Transcribe all of the material below word for word and leave out its pictures.

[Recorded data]
+---+
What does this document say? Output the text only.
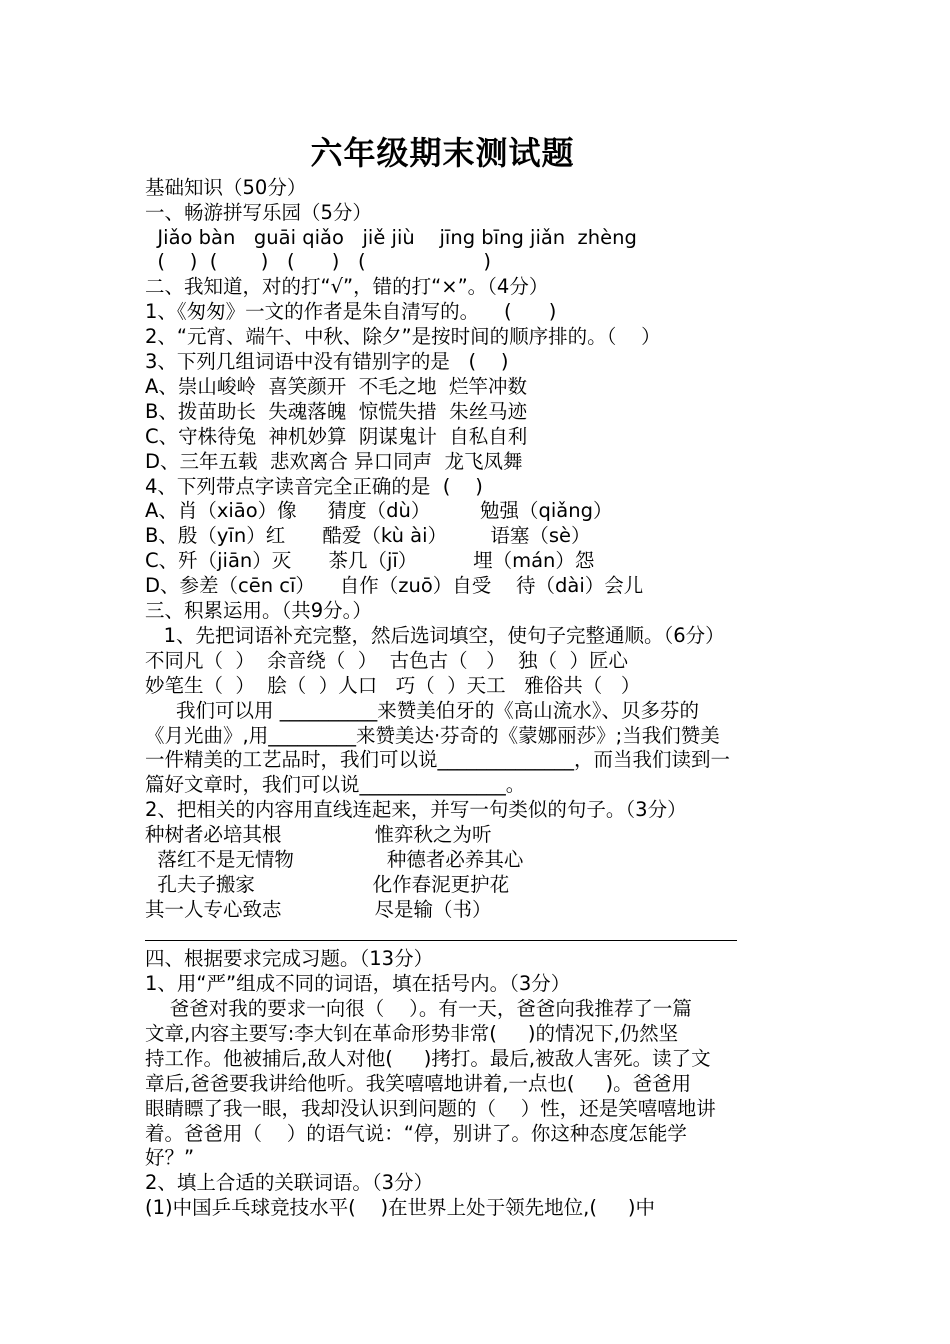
六年级期末测试题
基础知识（50分）
一、畅游拼写乐园（5分）
Jiǎo bàn   guāi qiǎo   jiě jiù    jīng bīng jiǎn  zhèng
(    )  (       )   (      )   (                   )
二、我知道，对的打“√”，错的打“×”。（4分）
1、《匆匆》一文的作者是朱自清写的。    (      )
2、“元宵、端午、中秋、除夕”是按时间的顺序排的。（    ）
3、下列几组词语中没有错别字的是   (    )
A、崇山峻岭  喜笑颜开  不毛之地  烂竿冲数
B、拨苗助长  失魂落魄  惊慌失措  朱丝马迹
C、守株待兔  神机妙算  阴谋鬼计  自私自利
D、三年五载  悲欢离合 异口同声  龙飞凤舞
4、下列带点字读音完全正确的是  (    )
A、肖（xiāo）像     猜度（dù）        勉强（qiǎng）
B、殷（yīn）红      酷爱（kù ài）       语塞（sè）
C、歼（jiān）灭      茶几（jī）         埋（mán）怨
D、参差（cēn cī）    自作（zuō）自受    待（dài）会儿
三、积累运用。（共9分。）
1、先把词语补充完整，然后选词填空，使句子完整通顺。（6分）
不同凡（  ）  余音绕（  ）  古色古（   ）  独（  ）匠心
妙笔生（  ）  脍（  ）人口   巧（  ）天工   雅俗共（   ）
我们可以用 __________来赞美伯牙的《高山流水》、贝多芬的
《月光曲》,用_________来赞美达·芬奇的《蒙娜丽莎》;当我们赞美
一件精美的工艺品时，我们可以说______________，而当我们读到一
篇好文章时，我们可以说_______________。
2、把相关的内容用直线连起来，并写一句类似的句子。（3分）
种树者必培其根               惟弈秋之为听
落红不是无情物               种德者必养其心
孔夫子搬家                   化作春泥更护花
其一人专心致志               尽是输（书）
四、根据要求完成习题。（13分）
1、用“严”组成不同的词语，填在括号内。（3分）
爸爸对我的要求一向很（    ）。有一天，爸爸向我推荐了一篇
文章,内容主要写:李大钊在革命形势非常(     )的情况下,仍然坚
持工作。他被捕后,敌人对他(     )拷打。最后,被敌人害死。读了文
章后,爸爸要我讲给他听。我笑嘻嘻地讲着,一点也(     )。爸爸用
眼睛瞟了我一眼，我却没认识到问题的（    ）性，还是笑嘻嘻地讲
着。爸爸用（    ）的语气说：“停，别讲了。你这种态度怎能学
好？”
2、填上合适的关联词语。（3分）
(1)中国乒乓球竞技水平(    )在世界上处于领先地位,(     )中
+---+
• **Written answer**:
What does this document say? Output the text only.
六年级期末测试题
基础知识（50分）
一、畅游拼写乐园（5分）
Jiǎo bàn   guāi qiǎo   jiě jiù    jīng bīng jiǎn  zhèng
(    )  (       )   (      )   (                   )
二、我知道，对的打“√”，错的打“×”。（4分）
1、《匆匆》一文的作者是朱自清写的。    (      )
2、“元宵、端午、中秋、除夕”是按时间的顺序排的。（    ）
3、下列几组词语中没有错别字的是   (    )
A、崇山峻岭  喜笑颜开  不毛之地  烂竿冲数
B、拨苗助长  失魂落魄  惊慌失措  朱丝马迹
C、守株待兔  神机妙算  阴谋鬼计  自私自利
D、三年五载  悲欢离合 异口同声  龙飞凤舞
4、下列带点字读音完全正确的是  (    )
A、肖（xiāo）像     猜度（dù）        勉强（qiǎng）
B、殷（yīn）红      酷爱（kù ài）       语塞（sè）
C、歼（jiān）灭      茶几（jī）         埋（mán）怨
D、参差（cēn cī）    自作（zuō）自受    待（dài）会儿
三、积累运用。（共9分。）
1、先把词语补充完整，然后选词填空，使句子完整通顺。（6分）
不同凡（  ）  余音绕（  ）  古色古（   ）  独（  ）匠心
妙笔生（  ）  脍（  ）人口   巧（  ）天工   雅俗共（   ）
我们可以用 __________来赞美伯牙的《高山流水》、贝多芬的
《月光曲》,用_________来赞美达·芬奇的《蒙娜丽莎》;当我们赞美
一件精美的工艺品时，我们可以说______________，而当我们读到一
篇好文章时，我们可以说_______________。
2、把相关的内容用直线连起来，并写一句类似的句子。（3分）
种树者必培其根               惟弈秋之为听
落红不是无情物               种德者必养其心
孔夫子搬家                   化作春泥更护花
其一人专心致志               尽是输（书）
四、根据要求完成习题。（13分）
1、用“严”组成不同的词语，填在括号内。（3分）
爸爸对我的要求一向很（    ）。有一天，爸爸向我推荐了一篇
文章,内容主要写:李大钊在革命形势非常(     )的情况下,仍然坚
持工作。他被捕后,敌人对他(     )拷打。最后,被敌人害死。读了文
章后,爸爸要我讲给他听。我笑嘻嘻地讲着,一点也(     )。爸爸用
眼睛瞟了我一眼，我却没认识到问题的（    ）性，还是笑嘻嘻地讲
着。爸爸用（    ）的语气说：“停，别讲了。你这种态度怎能学
好？”
2、填上合适的关联词语。（3分）
(1)中国乒乓球竞技水平(    )在世界上处于领先地位,(     )中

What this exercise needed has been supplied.